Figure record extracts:
==================================================

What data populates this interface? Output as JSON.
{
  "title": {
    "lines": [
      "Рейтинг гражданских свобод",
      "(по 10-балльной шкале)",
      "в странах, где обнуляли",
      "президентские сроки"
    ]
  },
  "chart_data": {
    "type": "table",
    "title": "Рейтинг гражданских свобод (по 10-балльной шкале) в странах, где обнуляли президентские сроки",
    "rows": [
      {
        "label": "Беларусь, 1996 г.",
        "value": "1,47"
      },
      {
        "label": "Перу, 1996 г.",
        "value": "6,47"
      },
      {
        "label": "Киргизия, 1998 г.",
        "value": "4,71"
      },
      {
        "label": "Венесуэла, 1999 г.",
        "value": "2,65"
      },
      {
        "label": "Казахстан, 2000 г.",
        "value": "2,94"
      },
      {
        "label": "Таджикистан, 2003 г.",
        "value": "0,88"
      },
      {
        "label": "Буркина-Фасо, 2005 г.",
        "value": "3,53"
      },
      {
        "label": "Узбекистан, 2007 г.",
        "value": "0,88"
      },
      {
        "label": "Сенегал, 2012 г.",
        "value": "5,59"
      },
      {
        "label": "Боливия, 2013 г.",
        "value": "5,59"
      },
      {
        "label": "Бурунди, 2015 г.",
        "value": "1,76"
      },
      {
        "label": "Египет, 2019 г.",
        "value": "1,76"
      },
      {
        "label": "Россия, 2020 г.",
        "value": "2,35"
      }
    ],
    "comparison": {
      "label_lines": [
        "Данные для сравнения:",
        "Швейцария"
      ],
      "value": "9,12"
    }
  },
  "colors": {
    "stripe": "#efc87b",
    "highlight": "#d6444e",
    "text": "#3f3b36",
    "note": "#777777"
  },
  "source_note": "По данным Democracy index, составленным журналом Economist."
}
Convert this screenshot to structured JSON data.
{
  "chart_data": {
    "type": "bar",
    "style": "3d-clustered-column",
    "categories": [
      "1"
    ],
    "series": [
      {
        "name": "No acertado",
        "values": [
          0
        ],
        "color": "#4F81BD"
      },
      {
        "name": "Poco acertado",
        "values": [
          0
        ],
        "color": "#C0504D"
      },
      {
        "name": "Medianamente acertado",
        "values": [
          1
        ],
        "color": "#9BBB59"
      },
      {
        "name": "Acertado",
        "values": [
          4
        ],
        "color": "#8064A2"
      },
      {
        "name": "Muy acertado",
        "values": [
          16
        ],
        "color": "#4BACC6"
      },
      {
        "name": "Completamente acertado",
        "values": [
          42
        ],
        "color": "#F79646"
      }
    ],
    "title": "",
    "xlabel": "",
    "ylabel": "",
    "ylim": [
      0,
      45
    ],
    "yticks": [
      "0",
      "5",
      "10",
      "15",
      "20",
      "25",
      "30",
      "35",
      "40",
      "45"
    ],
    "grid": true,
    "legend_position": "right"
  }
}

==================================================

» Do this
Collect each line holding the string "JSON".

» Task answer
What data populates this interface? Output as JSON.
Convert this screenshot to structured JSON data.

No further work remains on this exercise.